**What to do:** An exact copy of every record is needed.

....................

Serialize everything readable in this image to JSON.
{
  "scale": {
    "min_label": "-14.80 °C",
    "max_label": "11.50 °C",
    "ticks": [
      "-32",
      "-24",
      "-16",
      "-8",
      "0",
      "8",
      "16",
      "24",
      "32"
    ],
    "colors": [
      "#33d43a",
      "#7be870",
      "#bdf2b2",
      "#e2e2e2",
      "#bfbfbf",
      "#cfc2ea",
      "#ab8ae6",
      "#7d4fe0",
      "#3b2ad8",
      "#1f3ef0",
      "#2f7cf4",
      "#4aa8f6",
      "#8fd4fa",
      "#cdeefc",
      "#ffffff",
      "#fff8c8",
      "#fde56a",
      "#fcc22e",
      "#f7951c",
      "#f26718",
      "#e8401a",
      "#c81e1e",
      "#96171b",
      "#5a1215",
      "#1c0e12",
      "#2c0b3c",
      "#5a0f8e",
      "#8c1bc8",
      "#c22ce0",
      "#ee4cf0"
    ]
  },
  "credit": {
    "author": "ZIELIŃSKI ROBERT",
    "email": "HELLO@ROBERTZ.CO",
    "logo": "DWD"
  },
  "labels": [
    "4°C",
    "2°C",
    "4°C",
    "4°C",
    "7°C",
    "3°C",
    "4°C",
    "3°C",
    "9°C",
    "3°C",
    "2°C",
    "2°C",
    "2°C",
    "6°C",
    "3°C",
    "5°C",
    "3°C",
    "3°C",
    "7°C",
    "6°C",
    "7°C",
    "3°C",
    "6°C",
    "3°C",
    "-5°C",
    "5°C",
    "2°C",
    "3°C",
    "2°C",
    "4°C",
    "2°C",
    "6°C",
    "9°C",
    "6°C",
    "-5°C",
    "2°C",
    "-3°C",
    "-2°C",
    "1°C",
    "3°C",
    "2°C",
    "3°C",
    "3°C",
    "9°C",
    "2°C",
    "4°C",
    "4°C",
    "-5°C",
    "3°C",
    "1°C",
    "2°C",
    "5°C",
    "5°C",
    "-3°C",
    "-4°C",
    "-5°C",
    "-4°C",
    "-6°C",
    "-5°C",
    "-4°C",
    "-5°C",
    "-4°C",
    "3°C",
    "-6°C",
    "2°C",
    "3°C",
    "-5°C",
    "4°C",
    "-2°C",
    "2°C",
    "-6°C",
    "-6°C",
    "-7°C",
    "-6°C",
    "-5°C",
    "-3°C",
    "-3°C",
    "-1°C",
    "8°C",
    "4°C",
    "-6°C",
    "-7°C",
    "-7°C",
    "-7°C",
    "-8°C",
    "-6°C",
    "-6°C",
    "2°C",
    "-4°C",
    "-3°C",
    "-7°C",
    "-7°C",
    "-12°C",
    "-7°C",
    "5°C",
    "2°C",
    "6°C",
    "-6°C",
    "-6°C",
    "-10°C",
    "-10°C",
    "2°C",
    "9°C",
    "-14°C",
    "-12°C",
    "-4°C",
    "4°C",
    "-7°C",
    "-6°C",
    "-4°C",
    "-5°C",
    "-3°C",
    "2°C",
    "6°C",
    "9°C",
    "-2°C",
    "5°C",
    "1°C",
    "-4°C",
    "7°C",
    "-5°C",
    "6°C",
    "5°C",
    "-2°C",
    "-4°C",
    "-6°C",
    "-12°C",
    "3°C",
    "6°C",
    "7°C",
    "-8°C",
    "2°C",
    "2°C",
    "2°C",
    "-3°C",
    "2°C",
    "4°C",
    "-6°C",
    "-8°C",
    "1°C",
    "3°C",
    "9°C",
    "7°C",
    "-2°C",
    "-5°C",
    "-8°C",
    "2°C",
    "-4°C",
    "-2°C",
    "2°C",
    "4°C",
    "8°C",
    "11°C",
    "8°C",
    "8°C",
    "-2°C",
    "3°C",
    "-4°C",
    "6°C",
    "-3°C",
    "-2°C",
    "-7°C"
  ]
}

....................

**Result of this exercise:**
Serialize everything readable in this image to JSON.
{
  "scale": {
    "min_label": "-14.80 °C",
    "max_label": "11.50 °C",
    "ticks": [
      "-32",
      "-24",
      "-16",
      "-8",
      "0",
      "8",
      "16",
      "24",
      "32"
    ],
    "colors": [
      "#33d43a",
      "#7be870",
      "#bdf2b2",
      "#e2e2e2",
      "#bfbfbf",
      "#cfc2ea",
      "#ab8ae6",
      "#7d4fe0",
      "#3b2ad8",
      "#1f3ef0",
      "#2f7cf4",
      "#4aa8f6",
      "#8fd4fa",
      "#cdeefc",
      "#ffffff",
      "#fff8c8",
      "#fde56a",
      "#fcc22e",
      "#f7951c",
      "#f26718",
      "#e8401a",
      "#c81e1e",
      "#96171b",
      "#5a1215",
      "#1c0e12",
      "#2c0b3c",
      "#5a0f8e",
      "#8c1bc8",
      "#c22ce0",
      "#ee4cf0"
    ]
  },
  "credit": {
    "author": "ZIELIŃSKI ROBERT",
    "email": "HELLO@ROBERTZ.CO",
    "logo": "DWD"
  },
  "labels": [
    "4°C",
    "2°C",
    "4°C",
    "4°C",
    "7°C",
    "3°C",
    "4°C",
    "3°C",
    "9°C",
    "3°C",
    "2°C",
    "2°C",
    "2°C",
    "6°C",
    "3°C",
    "5°C",
    "3°C",
    "3°C",
    "7°C",
    "6°C",
    "7°C",
    "3°C",
    "6°C",
    "3°C",
    "-5°C",
    "5°C",
    "2°C",
    "3°C",
    "2°C",
    "4°C",
    "2°C",
    "6°C",
    "9°C",
    "6°C",
    "-5°C",
    "2°C",
    "-3°C",
    "-2°C",
    "1°C",
    "3°C",
    "2°C",
    "3°C",
    "3°C",
    "9°C",
    "2°C",
    "4°C",
    "4°C",
    "-5°C",
    "3°C",
    "1°C",
    "2°C",
    "5°C",
    "5°C",
    "-3°C",
    "-4°C",
    "-5°C",
    "-4°C",
    "-6°C",
    "-5°C",
    "-4°C",
    "-5°C",
    "-4°C",
    "3°C",
    "-6°C",
    "2°C",
    "3°C",
    "-5°C",
    "4°C",
    "-2°C",
    "2°C",
    "-6°C",
    "-6°C",
    "-7°C",
    "-6°C",
    "-5°C",
    "-3°C",
    "-3°C",
    "-1°C",
    "8°C",
    "4°C",
    "-6°C",
    "-7°C",
    "-7°C",
    "-7°C",
    "-8°C",
    "-6°C",
    "-6°C",
    "2°C",
    "-4°C",
    "-3°C",
    "-7°C",
    "-7°C",
    "-12°C",
    "-7°C",
    "5°C",
    "2°C",
    "6°C",
    "-6°C",
    "-6°C",
    "-10°C",
    "-10°C",
    "2°C",
    "9°C",
    "-14°C",
    "-12°C",
    "-4°C",
    "4°C",
    "-7°C",
    "-6°C",
    "-4°C",
    "-5°C",
    "-3°C",
    "2°C",
    "6°C",
    "9°C",
    "-2°C",
    "5°C",
    "1°C",
    "-4°C",
    "7°C",
    "-5°C",
    "6°C",
    "5°C",
    "-2°C",
    "-4°C",
    "-6°C",
    "-12°C",
    "3°C",
    "6°C",
    "7°C",
    "-8°C",
    "2°C",
    "2°C",
    "2°C",
    "-3°C",
    "2°C",
    "4°C",
    "-6°C",
    "-8°C",
    "1°C",
    "3°C",
    "9°C",
    "7°C",
    "-2°C",
    "-5°C",
    "-8°C",
    "2°C",
    "-4°C",
    "-2°C",
    "2°C",
    "4°C",
    "8°C",
    "11°C",
    "8°C",
    "8°C",
    "-2°C",
    "3°C",
    "-4°C",
    "6°C",
    "-3°C",
    "-2°C",
    "-7°C"
  ]
}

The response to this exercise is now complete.